----- Records provided -----

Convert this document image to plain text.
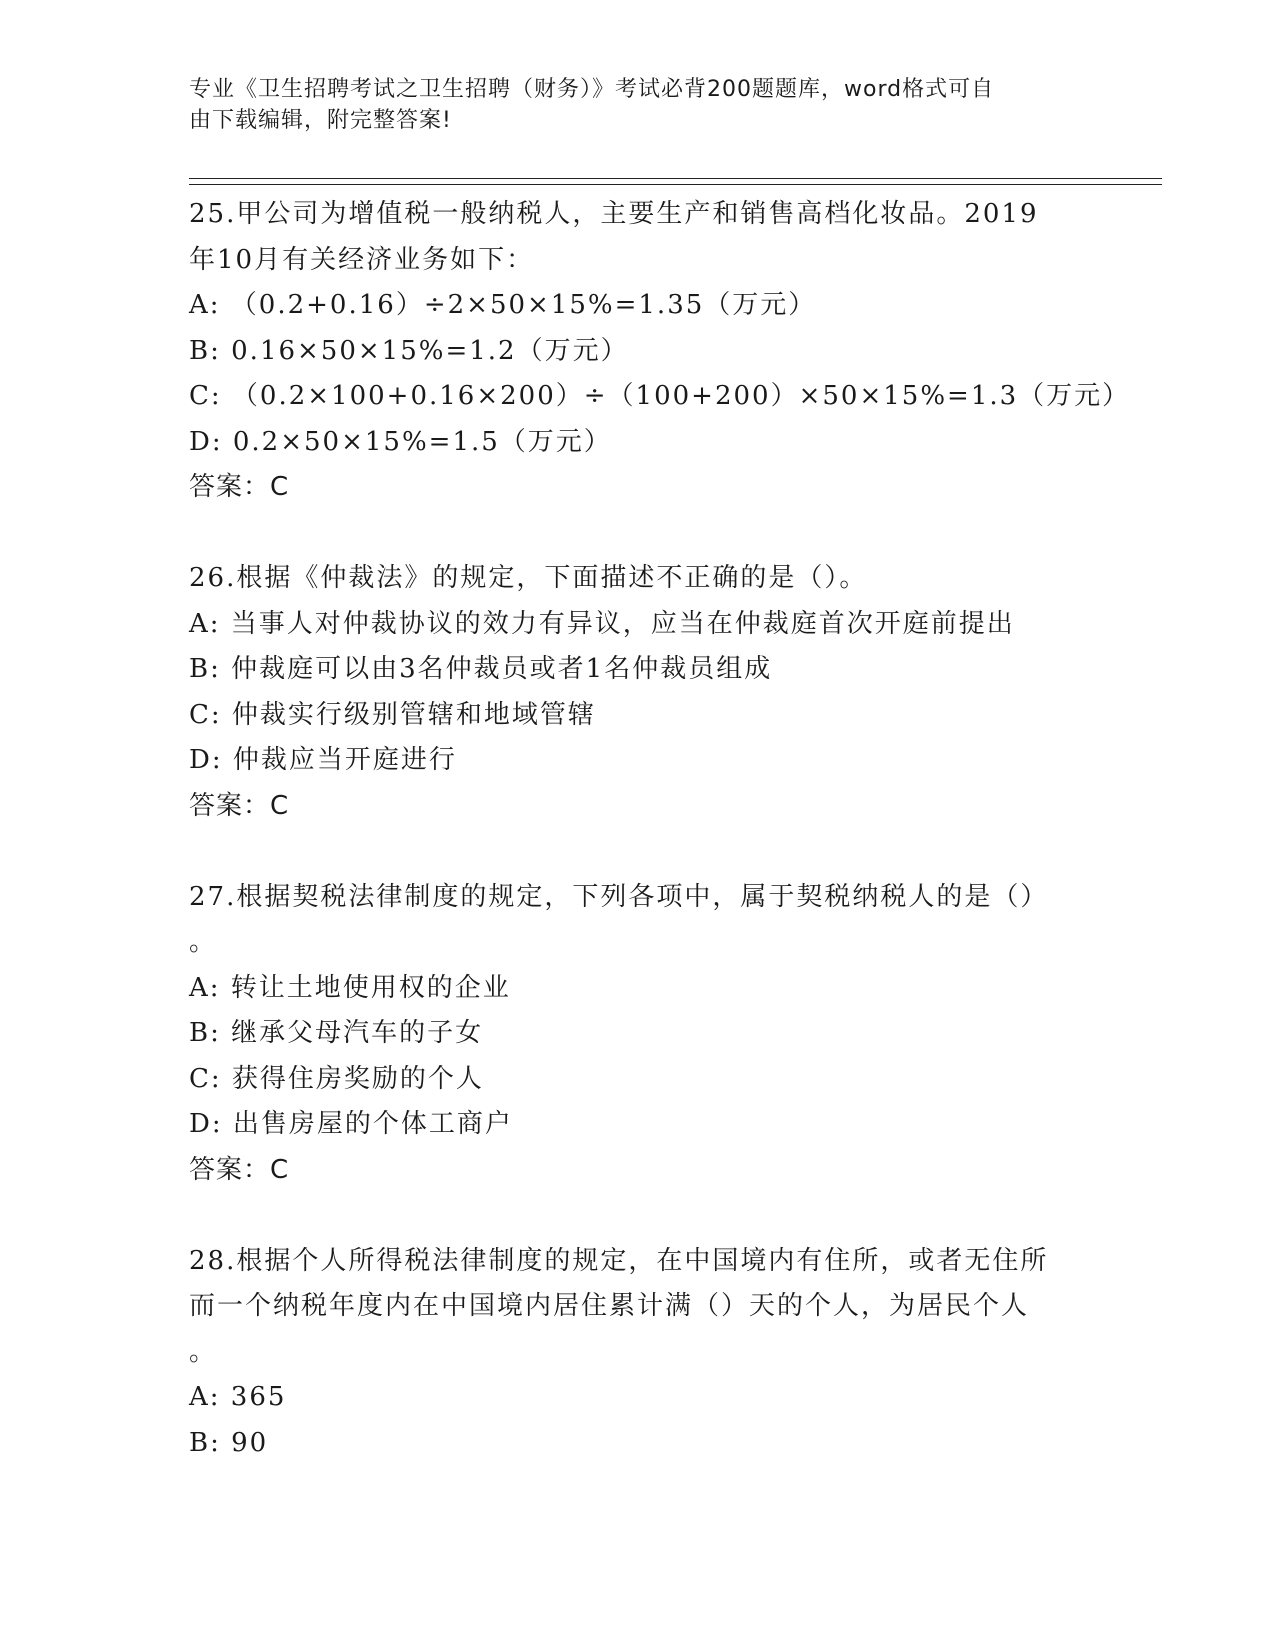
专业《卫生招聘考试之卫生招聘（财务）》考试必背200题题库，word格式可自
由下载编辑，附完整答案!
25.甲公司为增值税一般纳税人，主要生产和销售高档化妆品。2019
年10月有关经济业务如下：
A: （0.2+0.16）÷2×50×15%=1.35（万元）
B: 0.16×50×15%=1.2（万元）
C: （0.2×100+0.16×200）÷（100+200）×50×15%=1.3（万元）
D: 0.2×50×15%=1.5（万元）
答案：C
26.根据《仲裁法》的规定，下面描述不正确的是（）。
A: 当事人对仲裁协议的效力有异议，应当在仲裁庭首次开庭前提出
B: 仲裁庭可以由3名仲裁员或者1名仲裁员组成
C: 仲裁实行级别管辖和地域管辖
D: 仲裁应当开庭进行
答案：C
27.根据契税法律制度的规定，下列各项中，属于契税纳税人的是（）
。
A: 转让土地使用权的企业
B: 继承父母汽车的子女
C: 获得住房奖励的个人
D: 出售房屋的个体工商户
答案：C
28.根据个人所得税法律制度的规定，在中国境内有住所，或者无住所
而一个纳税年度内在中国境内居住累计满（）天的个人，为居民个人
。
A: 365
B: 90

-----

## Exercise details
Print each of the records above exactly as written, leaving no picture in the copy.

## Answer below
Convert this document image to plain text.
专业《卫生招聘考试之卫生招聘（财务）》考试必背200题题库，word格式可自
由下载编辑，附完整答案!
25.甲公司为增值税一般纳税人，主要生产和销售高档化妆品。2019
年10月有关经济业务如下：
A: （0.2+0.16）÷2×50×15%=1.35（万元）
B: 0.16×50×15%=1.2（万元）
C: （0.2×100+0.16×200）÷（100+200）×50×15%=1.3（万元）
D: 0.2×50×15%=1.5（万元）
答案：C
26.根据《仲裁法》的规定，下面描述不正确的是（）。
A: 当事人对仲裁协议的效力有异议，应当在仲裁庭首次开庭前提出
B: 仲裁庭可以由3名仲裁员或者1名仲裁员组成
C: 仲裁实行级别管辖和地域管辖
D: 仲裁应当开庭进行
答案：C
27.根据契税法律制度的规定，下列各项中，属于契税纳税人的是（）
。
A: 转让土地使用权的企业
B: 继承父母汽车的子女
C: 获得住房奖励的个人
D: 出售房屋的个体工商户
答案：C
28.根据个人所得税法律制度的规定，在中国境内有住所，或者无住所
而一个纳税年度内在中国境内居住累计满（）天的个人，为居民个人
。
A: 365
B: 90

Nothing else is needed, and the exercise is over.